Stated goal >> Every entry needs to be printed exactly, please.

Records shown >>

------------------------------

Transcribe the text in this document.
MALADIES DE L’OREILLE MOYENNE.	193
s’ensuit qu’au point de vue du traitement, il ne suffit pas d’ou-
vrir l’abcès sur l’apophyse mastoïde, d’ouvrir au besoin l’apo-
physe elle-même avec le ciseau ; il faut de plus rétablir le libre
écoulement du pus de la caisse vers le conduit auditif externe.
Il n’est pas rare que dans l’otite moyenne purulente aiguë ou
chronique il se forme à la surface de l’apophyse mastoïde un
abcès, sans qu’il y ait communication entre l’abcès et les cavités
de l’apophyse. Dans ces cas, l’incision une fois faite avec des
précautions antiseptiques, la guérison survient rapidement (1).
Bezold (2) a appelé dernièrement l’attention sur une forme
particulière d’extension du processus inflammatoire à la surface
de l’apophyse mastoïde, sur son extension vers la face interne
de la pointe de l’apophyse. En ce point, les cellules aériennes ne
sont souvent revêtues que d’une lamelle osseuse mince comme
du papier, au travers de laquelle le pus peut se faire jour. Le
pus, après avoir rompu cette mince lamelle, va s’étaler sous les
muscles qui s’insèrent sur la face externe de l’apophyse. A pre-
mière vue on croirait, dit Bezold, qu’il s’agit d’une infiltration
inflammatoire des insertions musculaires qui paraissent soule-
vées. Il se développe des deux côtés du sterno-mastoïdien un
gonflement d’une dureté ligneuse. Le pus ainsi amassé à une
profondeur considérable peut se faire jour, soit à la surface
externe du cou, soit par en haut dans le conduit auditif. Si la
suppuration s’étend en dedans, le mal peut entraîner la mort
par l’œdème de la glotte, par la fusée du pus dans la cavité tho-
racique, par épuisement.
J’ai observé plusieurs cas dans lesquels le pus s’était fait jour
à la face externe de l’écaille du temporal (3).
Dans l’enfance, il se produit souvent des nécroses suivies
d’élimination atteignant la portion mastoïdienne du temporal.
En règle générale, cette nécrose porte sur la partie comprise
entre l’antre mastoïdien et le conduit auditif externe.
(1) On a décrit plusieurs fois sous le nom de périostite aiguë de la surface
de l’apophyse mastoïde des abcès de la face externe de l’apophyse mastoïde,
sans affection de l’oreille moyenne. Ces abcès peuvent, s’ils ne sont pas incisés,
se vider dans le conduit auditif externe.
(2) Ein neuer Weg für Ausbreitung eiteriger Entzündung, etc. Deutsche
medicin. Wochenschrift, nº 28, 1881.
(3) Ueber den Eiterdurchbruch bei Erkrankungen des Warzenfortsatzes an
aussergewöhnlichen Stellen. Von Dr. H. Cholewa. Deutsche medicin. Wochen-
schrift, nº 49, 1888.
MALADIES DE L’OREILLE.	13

------------------------------

Solution to the exercise >>
Transcribe the text in this document.
MALADIES DE L’OREILLE MOYENNE.	193
s’ensuit qu’au point de vue du traitement, il ne suffit pas d’ou-
vrir l’abcès sur l’apophyse mastoïde, d’ouvrir au besoin l’apo-
physe elle-même avec le ciseau ; il faut de plus rétablir le libre
écoulement du pus de la caisse vers le conduit auditif externe.
Il n’est pas rare que dans l’otite moyenne purulente aiguë ou
chronique il se forme à la surface de l’apophyse mastoïde un
abcès, sans qu’il y ait communication entre l’abcès et les cavités
de l’apophyse. Dans ces cas, l’incision une fois faite avec des
précautions antiseptiques, la guérison survient rapidement (1).
Bezold (2) a appelé dernièrement l’attention sur une forme
particulière d’extension du processus inflammatoire à la surface
de l’apophyse mastoïde, sur son extension vers la face interne
de la pointe de l’apophyse. En ce point, les cellules aériennes ne
sont souvent revêtues que d’une lamelle osseuse mince comme
du papier, au travers de laquelle le pus peut se faire jour. Le
pus, après avoir rompu cette mince lamelle, va s’étaler sous les
muscles qui s’insèrent sur la face externe de l’apophyse. A pre-
mière vue on croirait, dit Bezold, qu’il s’agit d’une infiltration
inflammatoire des insertions musculaires qui paraissent soule-
vées. Il se développe des deux côtés du sterno-mastoïdien un
gonflement d’une dureté ligneuse. Le pus ainsi amassé à une
profondeur considérable peut se faire jour, soit à la surface
externe du cou, soit par en haut dans le conduit auditif. Si la
suppuration s’étend en dedans, le mal peut entraîner la mort
par l’œdème de la glotte, par la fusée du pus dans la cavité tho-
racique, par épuisement.
J’ai observé plusieurs cas dans lesquels le pus s’était fait jour
à la face externe de l’écaille du temporal (3).
Dans l’enfance, il se produit souvent des nécroses suivies
d’élimination atteignant la portion mastoïdienne du temporal.
En règle générale, cette nécrose porte sur la partie comprise
entre l’antre mastoïdien et le conduit auditif externe.
(1) On a décrit plusieurs fois sous le nom de périostite aiguë de la surface
de l’apophyse mastoïde des abcès de la face externe de l’apophyse mastoïde,
sans affection de l’oreille moyenne. Ces abcès peuvent, s’ils ne sont pas incisés,
se vider dans le conduit auditif externe.
(2) Ein neuer Weg für Ausbreitung eiteriger Entzündung, etc. Deutsche
medicin. Wochenschrift, nº 28, 1881.
(3) Ueber den Eiterdurchbruch bei Erkrankungen des Warzenfortsatzes an
aussergewöhnlichen Stellen. Von Dr. H. Cholewa. Deutsche medicin. Wochen-
schrift, nº 49, 1888.
MALADIES DE L’OREILLE.	13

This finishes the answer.